Task details.
Scan the data below and pick out the lines containing the word "Редагування".
########
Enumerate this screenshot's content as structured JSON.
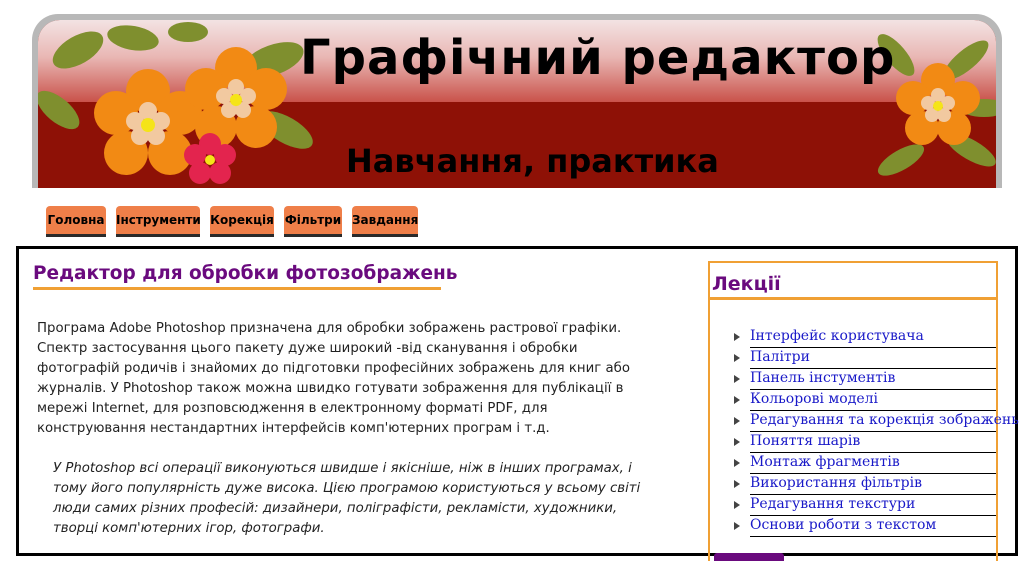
{
  "header": {
    "title": "Графічний редактор",
    "subtitle": "Навчання, практика"
  },
  "nav": {
    "tabs": [
      {
        "label": "Головна"
      },
      {
        "label": "Інструменти"
      },
      {
        "label": "Корекція"
      },
      {
        "label": "Фільтри"
      },
      {
        "label": "Завдання"
      }
    ]
  },
  "article": {
    "title": "Редактор для обробки фотозображень",
    "paragraph": "Програма Adobe Photoshop призначена для обробки зображень растрової графіки. Спектр застосування цього пакету дуже широкий -від сканування і обробки фотографій родичів і знайомих до підготовки професійних зображень для книг або журналів. У Photoshop також можна швидко готувати зображення для публікації в мережі Internet, для розповсюдження в електронному форматі PDF, для конструювання нестандартних інтерфейсів комп'ютерних програм і т.д.",
    "quote": "У Photoshop всі операції виконуються швидше і якісніше, ніж в інших програмах, і тому його популярність дуже висока. Цією програмою користуються у всьому світі люди самих різних професій: дизайнери, поліграфісти, рекламісти, художники, творці комп'ютерних ігор, фотографи."
  },
  "sidebar": {
    "title": "Лекції",
    "items": [
      {
        "label": "Інтерфейс користувача"
      },
      {
        "label": "Палітри"
      },
      {
        "label": "Панель інстументів"
      },
      {
        "label": "Кольорові моделі"
      },
      {
        "label": "Редагування та корекція зображень"
      },
      {
        "label": "Поняття шарів"
      },
      {
        "label": "Монтаж фрагментів"
      },
      {
        "label": "Використання фільтрів"
      },
      {
        "label": "Редагування текстури"
      },
      {
        "label": "Основи роботи з текстом"
      }
    ]
  },
  "colors": {
    "banner_red": "#8e1106",
    "tab_orange": "#ef7f49",
    "heading_purple": "#6a0a7e",
    "accent_orange": "#f0a034",
    "link_blue": "#1919c8"
  }
}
########
Exercise result.
        "label": "Редагування та корекція зображень"
        "label": "Редагування текстури"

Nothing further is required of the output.